#### [INSTRUCTION]
In the records that follow, show each line where the word "我们欣赏勇气" is present.

■ ■ ■ ■ ■ ■ ■

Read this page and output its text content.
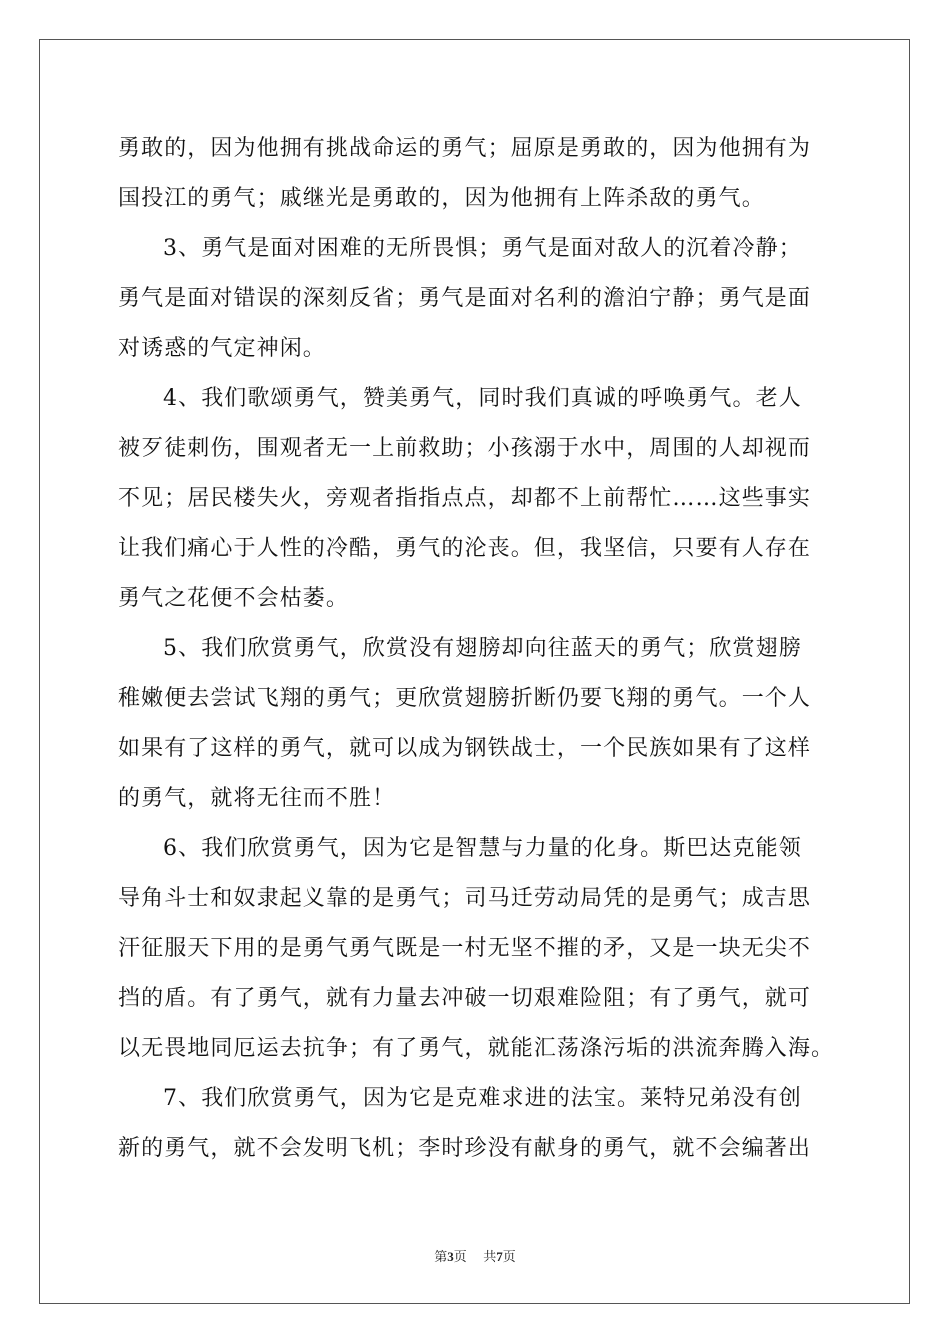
勇敢的，因为他拥有挑战命运的勇气；屈原是勇敢的，因为他拥有为
国投江的勇气；戚继光是勇敢的，因为他拥有上阵杀敌的勇气。
3、勇气是面对困难的无所畏惧；勇气是面对敌人的沉着冷静；
勇气是面对错误的深刻反省；勇气是面对名利的澹泊宁静；勇气是面
对诱惑的气定神闲。
4、我们歌颂勇气，赞美勇气，同时我们真诚的呼唤勇气。老人
被歹徒刺伤，围观者无一上前救助；小孩溺于水中，周围的人却视而
不见；居民楼失火，旁观者指指点点，却都不上前帮忙……这些事实
让我们痛心于人性的冷酷，勇气的沦丧。但，我坚信，只要有人存在
勇气之花便不会枯萎。
5、我们欣赏勇气，欣赏没有翅膀却向往蓝天的勇气；欣赏翅膀
稚嫩便去尝试飞翔的勇气；更欣赏翅膀折断仍要飞翔的勇气。一个人
如果有了这样的勇气，就可以成为钢铁战士，一个民族如果有了这样
的勇气，就将无往而不胜！
6、我们欣赏勇气，因为它是智慧与力量的化身。斯巴达克能领
导角斗士和奴隶起义靠的是勇气；司马迁劳动局凭的是勇气；成吉思
汗征服天下用的是勇气勇气既是一村无坚不摧的矛，又是一块无尖不
挡的盾。有了勇气，就有力量去冲破一切艰难险阻；有了勇气，就可
以无畏地同厄运去抗争；有了勇气，就能汇荡涤污垢的洪流奔腾入海。
7、我们欣赏勇气，因为它是克难求进的法宝。莱特兄弟没有创
新的勇气，就不会发明飞机；李时珍没有献身的勇气，就不会编著出
第3页 共7页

■ ■ ■ ■ ■ ■ ■

#### [ANSWER TO THIS EXERCISE]
5、我们欣赏勇气，欣赏没有翅膀却向往蓝天的勇气；欣赏翅膀
6、我们欣赏勇气，因为它是智慧与力量的化身。斯巴达克能领
7、我们欣赏勇气，因为它是克难求进的法宝。莱特兄弟没有创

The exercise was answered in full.